▸ THE REQUEST
Copy out every line in the entries below that includes "this".

▸ EXTRACTED INFORMATION
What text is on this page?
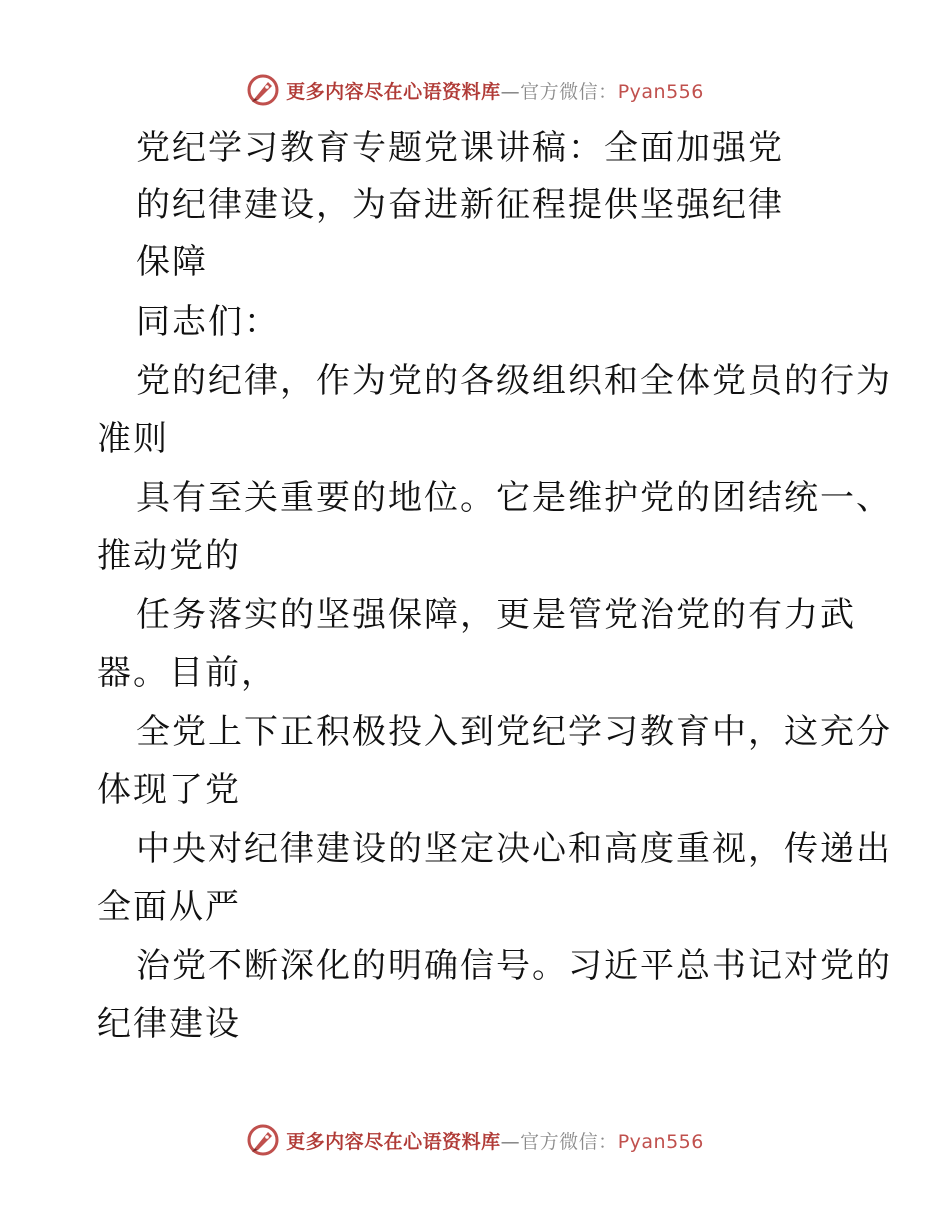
更多内容尽在心语资料库—官方微信：Pyan556
党纪学习教育专题党课讲稿：全面加强党
的纪律建设，为奋进新征程提供坚强纪律
保障
同志们：
党的纪律，作为党的各级组织和全体党员的行为
准则
具有至关重要的地位。它是维护党的团结统一、
推动党的
任务落实的坚强保障，更是管党治党的有力武
器。目前，
全党上下正积极投入到党纪学习教育中，这充分
体现了党
中央对纪律建设的坚定决心和高度重视，传递出
全面从严
治党不断深化的明确信号。习近平总书记对党的
纪律建设
更多内容尽在心语资料库—官方微信：Pyan556
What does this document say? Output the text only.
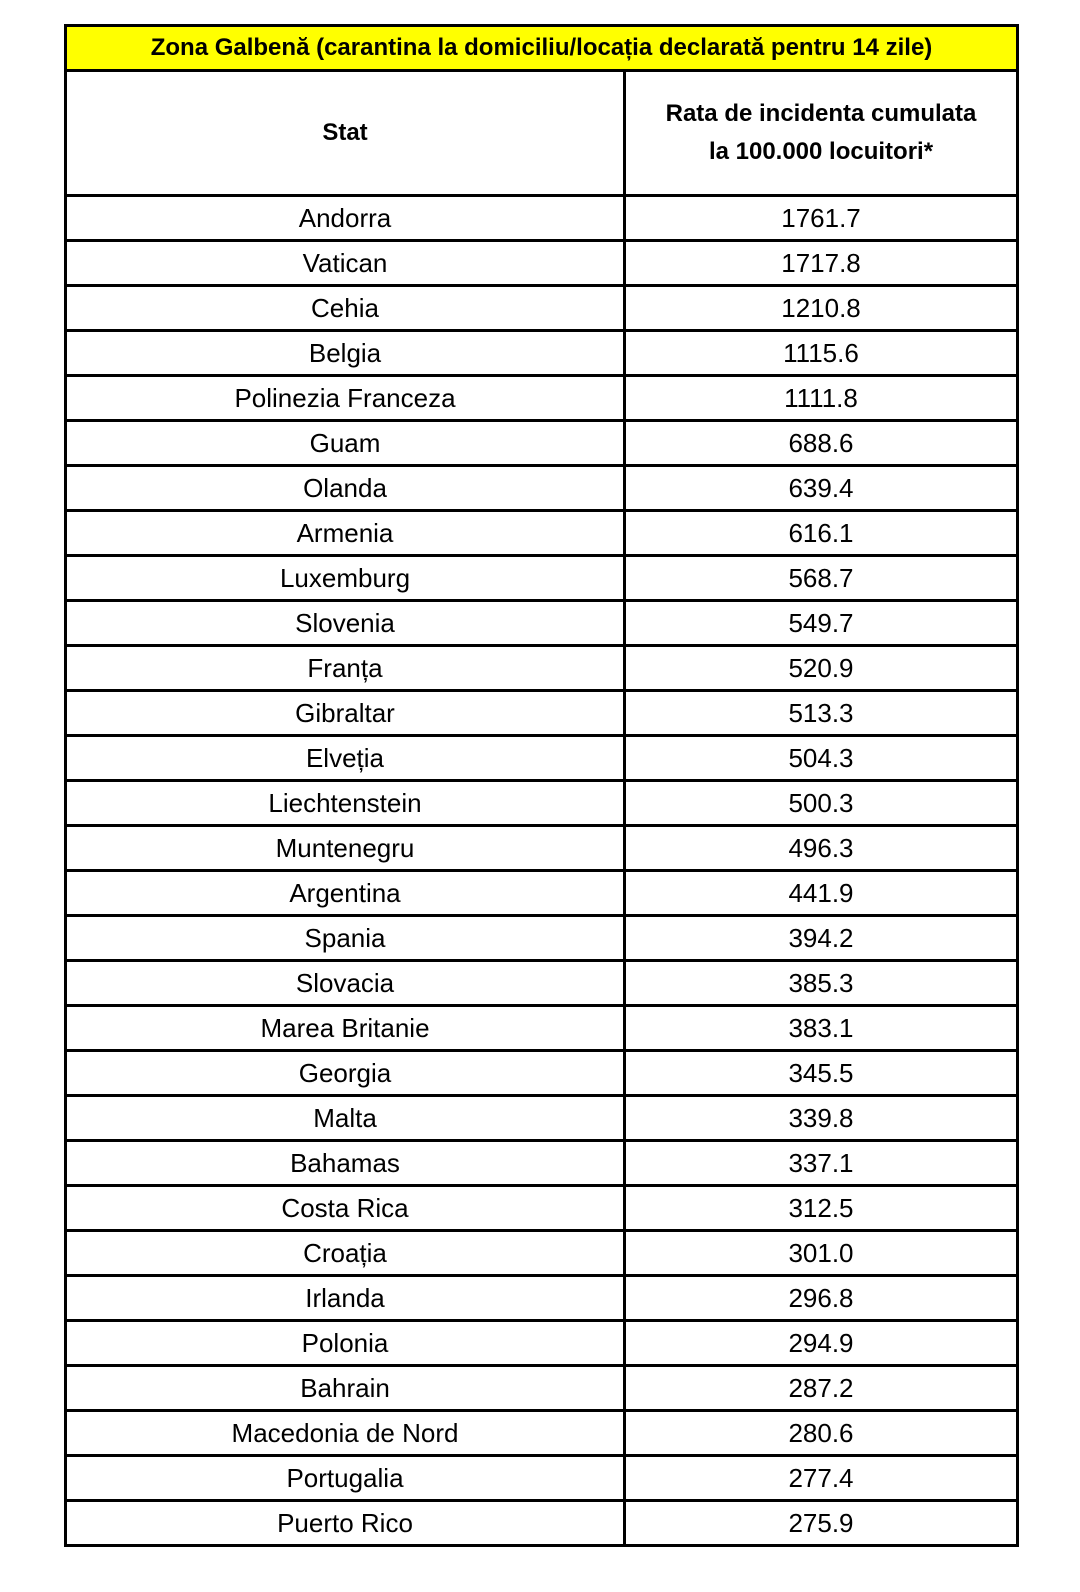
Zona Galbenă (carantina la domiciliu/locația declarată pentru 14 zile)	

Stat	Rata de incidenta cumulata
la 100.000 locuitori*

Andorra	1761.7
Vatican	1717.8
Cehia	1210.8
Belgia	1115.6
Polinezia Franceza	1111.8
Guam	688.6
Olanda	639.4
Armenia	616.1
Luxemburg	568.7
Slovenia	549.7
Franța	520.9
Gibraltar	513.3
Elveția	504.3
Liechtenstein	500.3
Muntenegru	496.3
Argentina	441.9
Spania	394.2
Slovacia	385.3
Marea Britanie	383.1
Georgia	345.5
Malta	339.8
Bahamas	337.1
Costa Rica	312.5
Croația	301.0
Irlanda	296.8
Polonia	294.9
Bahrain	287.2
Macedonia de Nord	280.6
Portugalia	277.4
Puerto Rico	275.9
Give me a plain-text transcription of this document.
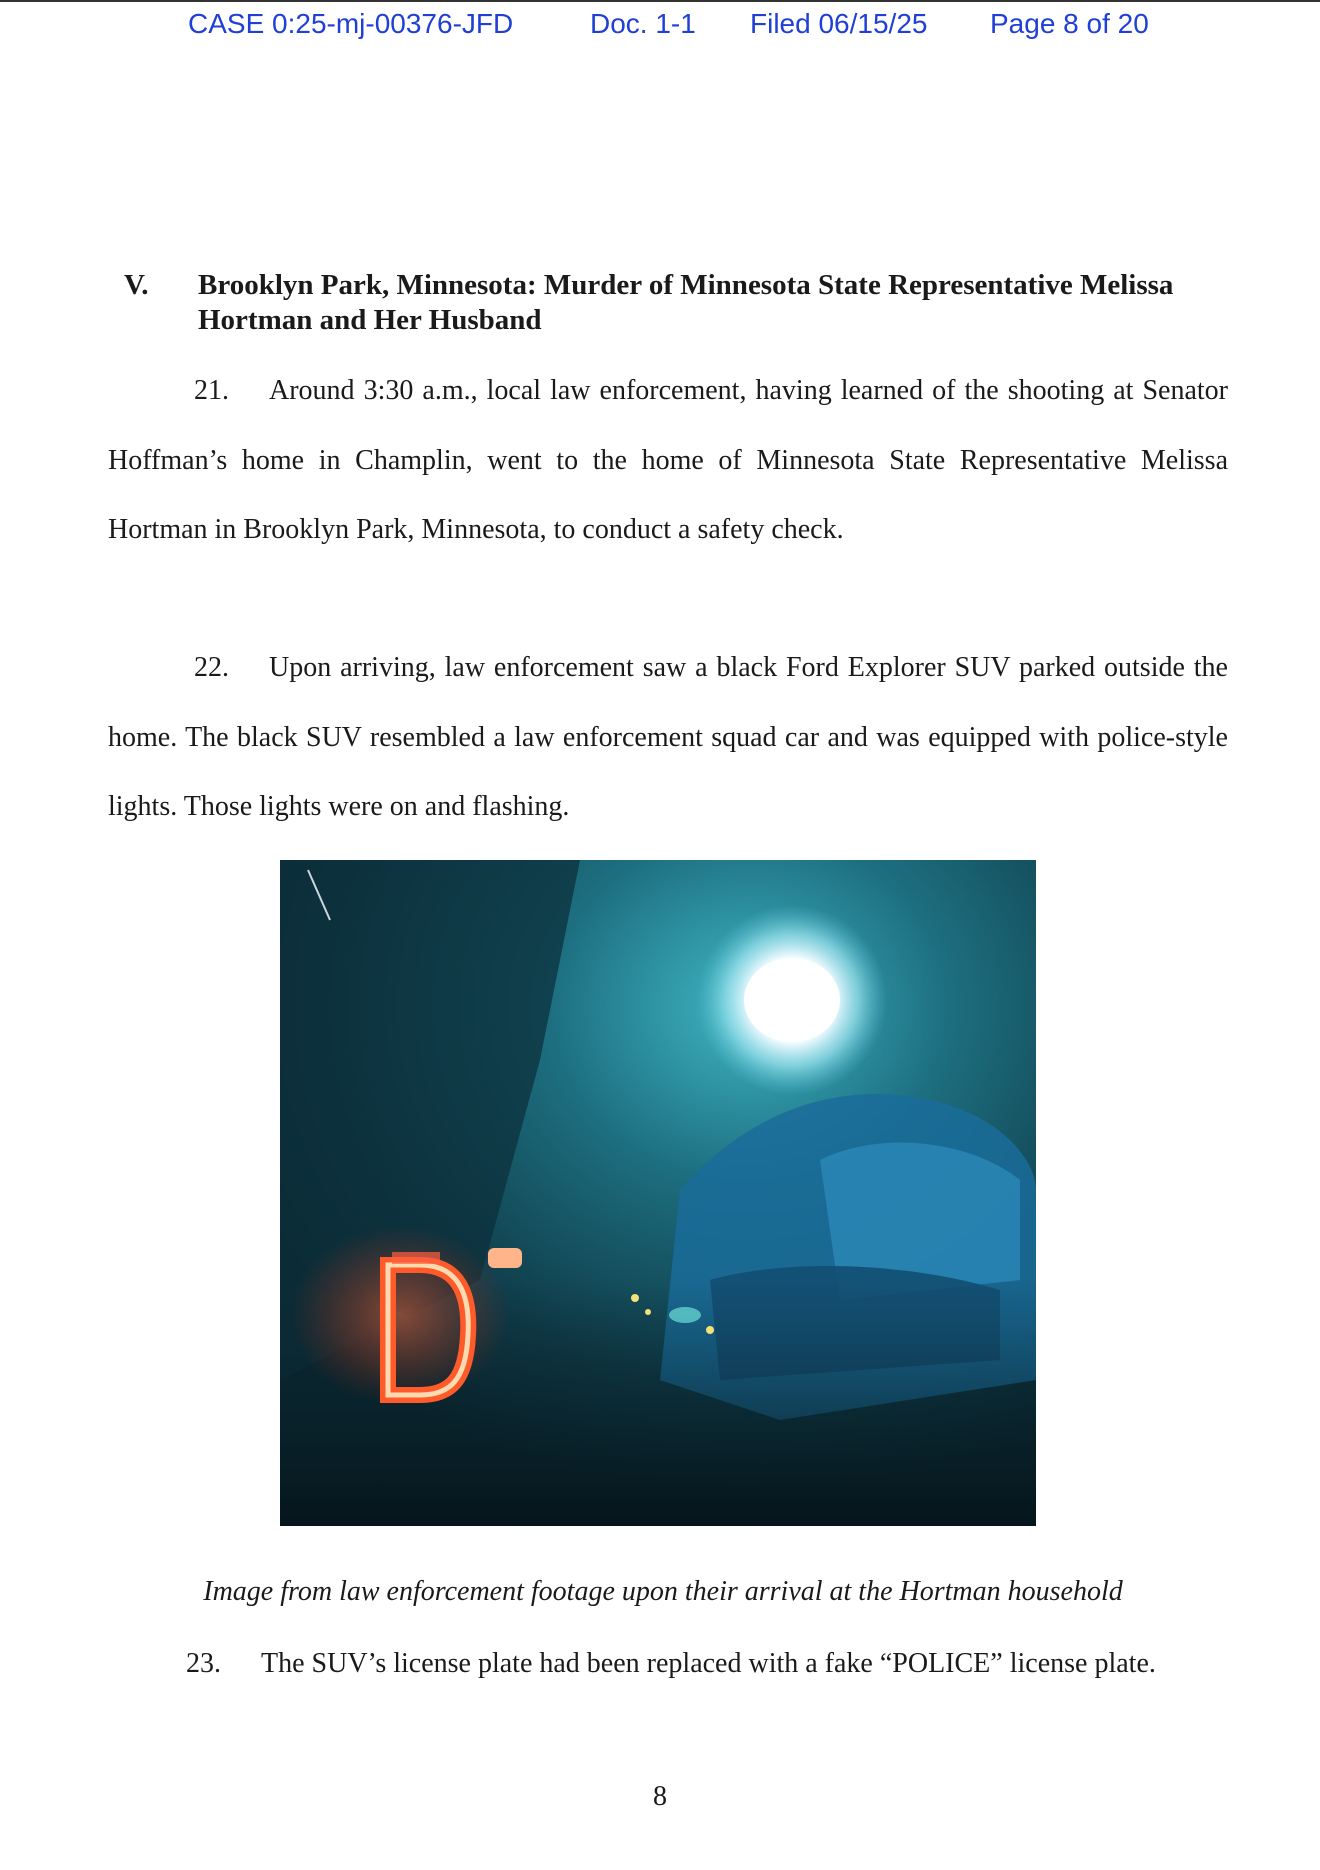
CASE 0:25-mj-00376-JFD	Doc. 1-1 Filed 06/15/25 Page 8 of 20
V. Brooklyn Park, Minnesota: Murder of Minnesota State Representative Melissa Hortman and Her Husband

21. Around 3:30 a.m., local law enforcement, having learned of the shooting at Senator Hoffman’s home in Champlin, went to the home of Minnesota State Representative Melissa Hortman in Brooklyn Park, Minnesota, to conduct a safety check.

22. Upon arriving, law enforcement saw a black Ford Explorer SUV parked outside the home. The black SUV resembled a law enforcement squad car and was equipped with police-style lights. Those lights were on and flashing.

Image from law enforcement footage upon their arrival at the Hortman household

23. The SUV’s license plate had been replaced with a fake “POLICE” license plate.

8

▸ EXERCISE SOLUTION
What text is on this page?
What does this document say? Output the text only.
Give me a plain-text transcription of this document.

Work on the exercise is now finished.